Return only the number of lines that hold "gridcolor".

--- BEGIN Input ---

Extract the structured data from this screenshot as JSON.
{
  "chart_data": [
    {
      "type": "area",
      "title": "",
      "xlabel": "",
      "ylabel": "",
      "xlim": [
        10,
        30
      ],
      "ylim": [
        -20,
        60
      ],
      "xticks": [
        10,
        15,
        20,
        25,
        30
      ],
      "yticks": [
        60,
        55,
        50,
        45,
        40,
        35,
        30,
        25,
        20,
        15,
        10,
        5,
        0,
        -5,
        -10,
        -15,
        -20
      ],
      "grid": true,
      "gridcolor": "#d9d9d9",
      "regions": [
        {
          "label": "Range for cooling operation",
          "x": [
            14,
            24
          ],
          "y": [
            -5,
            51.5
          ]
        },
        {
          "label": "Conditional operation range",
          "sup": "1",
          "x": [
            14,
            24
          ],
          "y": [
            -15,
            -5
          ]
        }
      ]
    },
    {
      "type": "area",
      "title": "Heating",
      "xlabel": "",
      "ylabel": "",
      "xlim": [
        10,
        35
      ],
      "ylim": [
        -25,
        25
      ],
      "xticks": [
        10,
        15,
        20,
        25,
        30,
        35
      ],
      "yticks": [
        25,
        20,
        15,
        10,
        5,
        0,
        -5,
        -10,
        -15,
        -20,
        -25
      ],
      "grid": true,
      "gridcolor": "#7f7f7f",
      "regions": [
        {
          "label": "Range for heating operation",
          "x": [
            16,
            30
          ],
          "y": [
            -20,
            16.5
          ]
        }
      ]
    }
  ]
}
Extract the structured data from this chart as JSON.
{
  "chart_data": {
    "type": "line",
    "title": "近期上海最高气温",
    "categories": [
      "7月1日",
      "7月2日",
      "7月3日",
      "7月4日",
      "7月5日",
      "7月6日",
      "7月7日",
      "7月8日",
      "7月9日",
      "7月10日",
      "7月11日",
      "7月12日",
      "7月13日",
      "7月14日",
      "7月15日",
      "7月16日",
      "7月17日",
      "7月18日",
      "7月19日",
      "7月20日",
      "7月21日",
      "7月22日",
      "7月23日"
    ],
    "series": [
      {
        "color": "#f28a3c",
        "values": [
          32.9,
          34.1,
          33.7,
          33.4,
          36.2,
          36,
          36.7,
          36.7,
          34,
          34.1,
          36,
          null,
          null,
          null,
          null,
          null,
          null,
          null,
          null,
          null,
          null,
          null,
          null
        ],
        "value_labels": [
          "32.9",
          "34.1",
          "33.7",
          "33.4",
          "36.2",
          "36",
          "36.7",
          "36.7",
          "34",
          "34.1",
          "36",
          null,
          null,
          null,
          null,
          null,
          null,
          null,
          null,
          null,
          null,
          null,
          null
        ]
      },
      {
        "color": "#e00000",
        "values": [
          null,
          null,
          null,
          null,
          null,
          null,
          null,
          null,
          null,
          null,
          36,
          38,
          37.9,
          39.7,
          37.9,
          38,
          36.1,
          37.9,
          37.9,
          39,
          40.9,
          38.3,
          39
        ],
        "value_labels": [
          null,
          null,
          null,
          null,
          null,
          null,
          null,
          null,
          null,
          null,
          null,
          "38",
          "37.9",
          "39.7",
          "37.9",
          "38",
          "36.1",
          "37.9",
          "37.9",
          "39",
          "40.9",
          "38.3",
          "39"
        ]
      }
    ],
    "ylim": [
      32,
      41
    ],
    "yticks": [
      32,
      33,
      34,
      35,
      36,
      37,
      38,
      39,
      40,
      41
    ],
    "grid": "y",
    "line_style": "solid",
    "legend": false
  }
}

--- END Input ---
--- BEGIN Input ---

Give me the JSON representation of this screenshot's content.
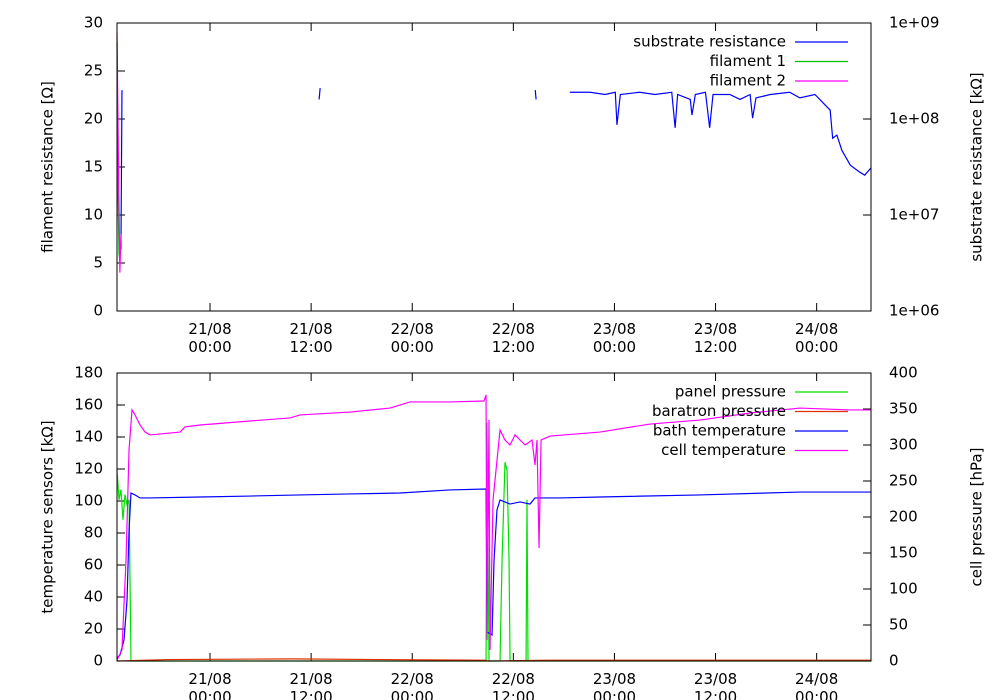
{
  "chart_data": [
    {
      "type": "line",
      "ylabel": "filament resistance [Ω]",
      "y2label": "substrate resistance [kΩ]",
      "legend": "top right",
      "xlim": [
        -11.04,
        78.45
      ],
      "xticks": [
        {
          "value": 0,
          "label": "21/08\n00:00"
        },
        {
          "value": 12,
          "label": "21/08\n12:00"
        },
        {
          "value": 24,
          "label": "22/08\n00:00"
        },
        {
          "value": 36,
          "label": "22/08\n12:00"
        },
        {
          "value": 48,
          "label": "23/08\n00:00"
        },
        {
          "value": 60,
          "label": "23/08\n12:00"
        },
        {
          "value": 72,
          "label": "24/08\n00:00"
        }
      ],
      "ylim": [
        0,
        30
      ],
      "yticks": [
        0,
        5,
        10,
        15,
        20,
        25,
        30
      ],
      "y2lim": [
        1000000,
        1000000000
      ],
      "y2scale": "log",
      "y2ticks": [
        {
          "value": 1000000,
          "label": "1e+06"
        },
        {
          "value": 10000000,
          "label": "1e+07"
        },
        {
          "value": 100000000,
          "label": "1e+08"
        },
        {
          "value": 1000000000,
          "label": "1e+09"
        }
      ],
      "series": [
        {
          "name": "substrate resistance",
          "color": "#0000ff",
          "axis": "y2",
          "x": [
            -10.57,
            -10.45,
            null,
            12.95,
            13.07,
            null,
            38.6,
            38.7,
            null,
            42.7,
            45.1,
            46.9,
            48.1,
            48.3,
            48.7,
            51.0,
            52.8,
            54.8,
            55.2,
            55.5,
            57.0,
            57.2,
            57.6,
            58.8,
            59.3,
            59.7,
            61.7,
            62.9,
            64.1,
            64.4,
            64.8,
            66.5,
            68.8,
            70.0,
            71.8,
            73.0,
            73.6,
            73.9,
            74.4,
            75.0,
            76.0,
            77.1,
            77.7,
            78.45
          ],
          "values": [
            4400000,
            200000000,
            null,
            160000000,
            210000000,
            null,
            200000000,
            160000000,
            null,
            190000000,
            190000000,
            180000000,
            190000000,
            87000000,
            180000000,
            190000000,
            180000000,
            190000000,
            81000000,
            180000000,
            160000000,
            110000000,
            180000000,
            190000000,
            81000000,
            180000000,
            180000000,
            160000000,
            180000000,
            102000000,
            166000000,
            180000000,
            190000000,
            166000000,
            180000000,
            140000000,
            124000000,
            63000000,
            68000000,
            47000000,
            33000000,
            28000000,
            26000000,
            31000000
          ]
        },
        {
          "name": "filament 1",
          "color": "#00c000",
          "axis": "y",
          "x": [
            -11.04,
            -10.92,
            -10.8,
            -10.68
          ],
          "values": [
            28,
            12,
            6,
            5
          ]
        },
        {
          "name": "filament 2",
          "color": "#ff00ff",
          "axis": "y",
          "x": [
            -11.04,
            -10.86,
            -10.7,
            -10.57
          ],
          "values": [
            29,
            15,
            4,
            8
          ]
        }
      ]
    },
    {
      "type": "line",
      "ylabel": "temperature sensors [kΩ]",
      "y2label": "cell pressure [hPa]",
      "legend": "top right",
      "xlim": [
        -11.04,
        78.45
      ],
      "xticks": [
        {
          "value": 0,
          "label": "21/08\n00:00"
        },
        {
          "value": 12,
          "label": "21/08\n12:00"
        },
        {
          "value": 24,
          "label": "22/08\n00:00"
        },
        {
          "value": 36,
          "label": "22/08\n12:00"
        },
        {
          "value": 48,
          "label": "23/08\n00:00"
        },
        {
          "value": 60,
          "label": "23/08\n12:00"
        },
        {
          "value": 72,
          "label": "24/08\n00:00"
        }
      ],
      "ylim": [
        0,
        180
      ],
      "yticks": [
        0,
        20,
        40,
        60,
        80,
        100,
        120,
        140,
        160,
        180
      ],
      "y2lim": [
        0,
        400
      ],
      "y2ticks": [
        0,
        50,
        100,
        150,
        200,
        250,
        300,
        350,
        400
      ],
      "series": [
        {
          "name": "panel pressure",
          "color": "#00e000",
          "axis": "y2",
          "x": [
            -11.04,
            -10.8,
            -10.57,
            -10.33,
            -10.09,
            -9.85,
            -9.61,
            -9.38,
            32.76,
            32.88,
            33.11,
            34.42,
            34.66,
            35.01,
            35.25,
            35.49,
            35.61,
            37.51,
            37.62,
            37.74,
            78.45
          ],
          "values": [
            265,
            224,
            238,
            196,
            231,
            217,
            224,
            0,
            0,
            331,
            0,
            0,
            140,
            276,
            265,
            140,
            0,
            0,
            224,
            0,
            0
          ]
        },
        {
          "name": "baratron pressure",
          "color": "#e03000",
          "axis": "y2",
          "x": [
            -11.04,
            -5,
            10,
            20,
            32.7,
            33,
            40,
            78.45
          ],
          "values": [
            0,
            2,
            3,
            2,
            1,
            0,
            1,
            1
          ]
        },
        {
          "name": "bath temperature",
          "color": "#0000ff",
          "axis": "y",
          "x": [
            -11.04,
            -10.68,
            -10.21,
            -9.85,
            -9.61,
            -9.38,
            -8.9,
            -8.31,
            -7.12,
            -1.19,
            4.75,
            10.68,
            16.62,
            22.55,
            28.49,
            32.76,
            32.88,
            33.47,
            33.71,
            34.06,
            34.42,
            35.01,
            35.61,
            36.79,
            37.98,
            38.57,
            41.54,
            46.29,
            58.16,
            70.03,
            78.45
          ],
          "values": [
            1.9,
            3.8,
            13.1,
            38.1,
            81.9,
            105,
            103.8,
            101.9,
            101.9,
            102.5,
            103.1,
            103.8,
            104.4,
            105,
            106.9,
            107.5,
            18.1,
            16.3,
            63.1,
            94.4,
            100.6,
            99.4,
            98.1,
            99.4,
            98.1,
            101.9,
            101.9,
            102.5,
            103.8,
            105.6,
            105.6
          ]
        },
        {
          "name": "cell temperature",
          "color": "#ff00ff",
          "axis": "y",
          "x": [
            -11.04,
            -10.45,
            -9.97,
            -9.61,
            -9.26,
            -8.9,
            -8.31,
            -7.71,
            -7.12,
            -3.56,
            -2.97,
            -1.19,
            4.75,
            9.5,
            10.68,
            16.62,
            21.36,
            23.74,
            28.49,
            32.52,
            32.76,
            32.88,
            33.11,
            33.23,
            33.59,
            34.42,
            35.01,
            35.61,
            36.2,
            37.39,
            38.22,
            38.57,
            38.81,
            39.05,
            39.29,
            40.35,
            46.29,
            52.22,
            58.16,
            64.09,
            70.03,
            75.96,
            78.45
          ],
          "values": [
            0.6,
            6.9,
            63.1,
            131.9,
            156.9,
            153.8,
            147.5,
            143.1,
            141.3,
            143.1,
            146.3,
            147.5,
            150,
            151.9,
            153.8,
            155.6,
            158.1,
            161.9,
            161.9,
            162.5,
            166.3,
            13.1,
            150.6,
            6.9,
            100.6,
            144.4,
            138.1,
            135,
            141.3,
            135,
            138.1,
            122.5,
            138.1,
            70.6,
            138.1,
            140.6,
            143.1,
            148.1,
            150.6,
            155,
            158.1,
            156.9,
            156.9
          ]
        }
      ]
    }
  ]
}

--- END Input ---

Reply: 2